→ **WRITTEN PROBLEM**
Scan the records for the word "name". Copy each line that includes it.

→ **RECORDS TO USE**

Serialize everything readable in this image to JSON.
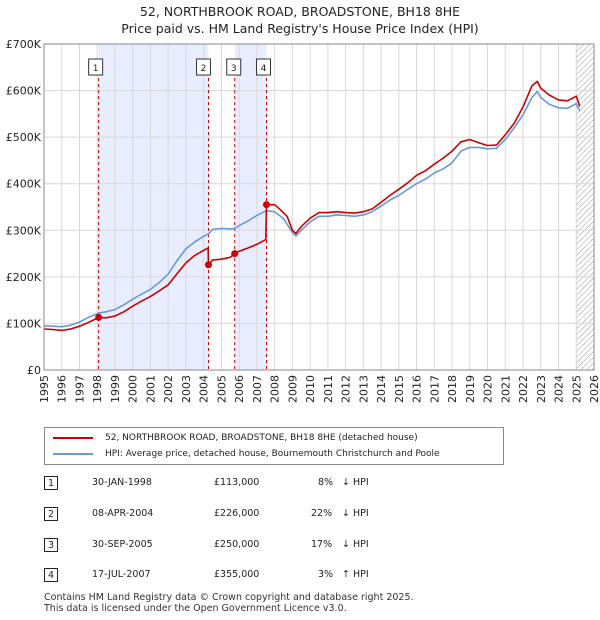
{
  "chart_data": {
    "type": "line",
    "title": "52, NORTHBROOK ROAD, BROADSTONE, BH18 8HE",
    "subtitle": "Price paid vs. HM Land Registry's House Price Index (HPI)",
    "xlim": [
      1995,
      2026
    ],
    "ylim": [
      0,
      700000
    ],
    "yticks": [
      0,
      100000,
      200000,
      300000,
      400000,
      500000,
      600000,
      700000
    ],
    "ytick_labels": [
      "£0",
      "£100K",
      "£200K",
      "£300K",
      "£400K",
      "£500K",
      "£600K",
      "£700K"
    ],
    "xticks": [
      1995,
      1996,
      1997,
      1998,
      1999,
      2000,
      2001,
      2002,
      2003,
      2004,
      2005,
      2006,
      2007,
      2008,
      2009,
      2010,
      2011,
      2012,
      2013,
      2014,
      2015,
      2016,
      2017,
      2018,
      2019,
      2020,
      2021,
      2022,
      2023,
      2024,
      2025,
      2026
    ],
    "grid": true,
    "shaded_periods": [
      [
        1998.08,
        2004.27
      ],
      [
        2005.75,
        2007.54
      ]
    ],
    "hatched_from": 2025.0,
    "series": [
      {
        "name": "52, NORTHBROOK ROAD, BROADSTONE, BH18 8HE (detached house)",
        "color": "#cc0000",
        "points": [
          [
            1995.0,
            88000
          ],
          [
            1995.5,
            87000
          ],
          [
            1996.0,
            85000
          ],
          [
            1996.5,
            88000
          ],
          [
            1997.0,
            94000
          ],
          [
            1997.5,
            102000
          ],
          [
            1998.08,
            113000
          ],
          [
            1998.5,
            112000
          ],
          [
            1999.0,
            116000
          ],
          [
            1999.5,
            125000
          ],
          [
            2000.0,
            137000
          ],
          [
            2000.5,
            148000
          ],
          [
            2001.0,
            158000
          ],
          [
            2001.5,
            170000
          ],
          [
            2002.0,
            183000
          ],
          [
            2002.5,
            207000
          ],
          [
            2003.0,
            230000
          ],
          [
            2003.5,
            246000
          ],
          [
            2004.0,
            257000
          ],
          [
            2004.25,
            262000
          ],
          [
            2004.27,
            226000
          ],
          [
            2004.5,
            236000
          ],
          [
            2005.0,
            238000
          ],
          [
            2005.5,
            242000
          ],
          [
            2005.75,
            250000
          ],
          [
            2006.0,
            255000
          ],
          [
            2006.5,
            262000
          ],
          [
            2007.0,
            270000
          ],
          [
            2007.5,
            280000
          ],
          [
            2007.54,
            355000
          ],
          [
            2008.0,
            355000
          ],
          [
            2008.3,
            345000
          ],
          [
            2008.7,
            330000
          ],
          [
            2009.0,
            300000
          ],
          [
            2009.2,
            293000
          ],
          [
            2009.5,
            308000
          ],
          [
            2010.0,
            326000
          ],
          [
            2010.5,
            338000
          ],
          [
            2011.0,
            338000
          ],
          [
            2011.5,
            340000
          ],
          [
            2012.0,
            338000
          ],
          [
            2012.5,
            337000
          ],
          [
            2013.0,
            340000
          ],
          [
            2013.5,
            346000
          ],
          [
            2014.0,
            360000
          ],
          [
            2014.5,
            375000
          ],
          [
            2015.0,
            388000
          ],
          [
            2015.5,
            402000
          ],
          [
            2016.0,
            418000
          ],
          [
            2016.5,
            428000
          ],
          [
            2017.0,
            442000
          ],
          [
            2017.5,
            455000
          ],
          [
            2018.0,
            470000
          ],
          [
            2018.5,
            490000
          ],
          [
            2019.0,
            495000
          ],
          [
            2019.5,
            488000
          ],
          [
            2020.0,
            482000
          ],
          [
            2020.5,
            483000
          ],
          [
            2021.0,
            505000
          ],
          [
            2021.5,
            530000
          ],
          [
            2022.0,
            565000
          ],
          [
            2022.5,
            610000
          ],
          [
            2022.8,
            620000
          ],
          [
            2023.0,
            605000
          ],
          [
            2023.5,
            590000
          ],
          [
            2024.0,
            580000
          ],
          [
            2024.5,
            578000
          ],
          [
            2025.0,
            588000
          ],
          [
            2025.2,
            566000
          ]
        ]
      },
      {
        "name": "HPI: Average price, detached house, Bournemouth Christchurch and Poole",
        "color": "#6699dd",
        "points": [
          [
            1995.0,
            95000
          ],
          [
            1995.5,
            94000
          ],
          [
            1996.0,
            93000
          ],
          [
            1996.5,
            96000
          ],
          [
            1997.0,
            103000
          ],
          [
            1997.5,
            113000
          ],
          [
            1998.08,
            122000
          ],
          [
            1998.5,
            125000
          ],
          [
            1999.0,
            130000
          ],
          [
            1999.5,
            140000
          ],
          [
            2000.0,
            152000
          ],
          [
            2000.5,
            163000
          ],
          [
            2001.0,
            173000
          ],
          [
            2001.5,
            188000
          ],
          [
            2002.0,
            206000
          ],
          [
            2002.5,
            235000
          ],
          [
            2003.0,
            260000
          ],
          [
            2003.5,
            275000
          ],
          [
            2004.0,
            287000
          ],
          [
            2004.27,
            292000
          ],
          [
            2004.5,
            302000
          ],
          [
            2005.0,
            304000
          ],
          [
            2005.5,
            303000
          ],
          [
            2005.75,
            304000
          ],
          [
            2006.0,
            310000
          ],
          [
            2006.5,
            320000
          ],
          [
            2007.0,
            332000
          ],
          [
            2007.54,
            342000
          ],
          [
            2008.0,
            340000
          ],
          [
            2008.5,
            325000
          ],
          [
            2009.0,
            295000
          ],
          [
            2009.2,
            288000
          ],
          [
            2009.5,
            300000
          ],
          [
            2010.0,
            318000
          ],
          [
            2010.5,
            330000
          ],
          [
            2011.0,
            330000
          ],
          [
            2011.5,
            333000
          ],
          [
            2012.0,
            332000
          ],
          [
            2012.5,
            330000
          ],
          [
            2013.0,
            333000
          ],
          [
            2013.5,
            340000
          ],
          [
            2014.0,
            352000
          ],
          [
            2014.5,
            365000
          ],
          [
            2015.0,
            375000
          ],
          [
            2015.5,
            388000
          ],
          [
            2016.0,
            400000
          ],
          [
            2016.5,
            410000
          ],
          [
            2017.0,
            423000
          ],
          [
            2017.5,
            432000
          ],
          [
            2018.0,
            445000
          ],
          [
            2018.5,
            470000
          ],
          [
            2019.0,
            478000
          ],
          [
            2019.5,
            478000
          ],
          [
            2020.0,
            475000
          ],
          [
            2020.5,
            476000
          ],
          [
            2021.0,
            495000
          ],
          [
            2021.5,
            520000
          ],
          [
            2022.0,
            548000
          ],
          [
            2022.5,
            585000
          ],
          [
            2022.8,
            598000
          ],
          [
            2023.0,
            585000
          ],
          [
            2023.5,
            570000
          ],
          [
            2024.0,
            563000
          ],
          [
            2024.5,
            562000
          ],
          [
            2025.0,
            572000
          ],
          [
            2025.2,
            556000
          ]
        ]
      }
    ],
    "sales": [
      {
        "label": "1",
        "x": 1998.08,
        "value": 113000
      },
      {
        "label": "2",
        "x": 2004.27,
        "value": 226000
      },
      {
        "label": "3",
        "x": 2005.75,
        "value": 250000
      },
      {
        "label": "4",
        "x": 2007.54,
        "value": 355000
      }
    ]
  },
  "legend": {
    "property": "52, NORTHBROOK ROAD, BROADSTONE, BH18 8HE (detached house)",
    "hpi": "HPI: Average price, detached house, Bournemouth Christchurch and Poole"
  },
  "transactions": [
    {
      "num": "1",
      "date": "30-JAN-1998",
      "price": "£113,000",
      "pct": "8%",
      "dir": "↓",
      "ref": "HPI"
    },
    {
      "num": "2",
      "date": "08-APR-2004",
      "price": "£226,000",
      "pct": "22%",
      "dir": "↓",
      "ref": "HPI"
    },
    {
      "num": "3",
      "date": "30-SEP-2005",
      "price": "£250,000",
      "pct": "17%",
      "dir": "↓",
      "ref": "HPI"
    },
    {
      "num": "4",
      "date": "17-JUL-2007",
      "price": "£355,000",
      "pct": "3%",
      "dir": "↑",
      "ref": "HPI"
    }
  ],
  "footer": {
    "line1": "Contains HM Land Registry data © Crown copyright and database right 2025.",
    "line2": "This data is licensed under the Open Government Licence v3.0."
  },
  "colors": {
    "property": "#cc0000",
    "hpi": "#6699dd",
    "shade": "#e8eeff",
    "grid": "#d8d8d8"
  }
}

→ **WRITTEN REPLY**
        "name": "52, NORTHBROOK ROAD, BROADSTONE, BH18 8HE (detached house)",
        "name": "HPI: Average price, detached house, Bournemouth Christchurch and Poole",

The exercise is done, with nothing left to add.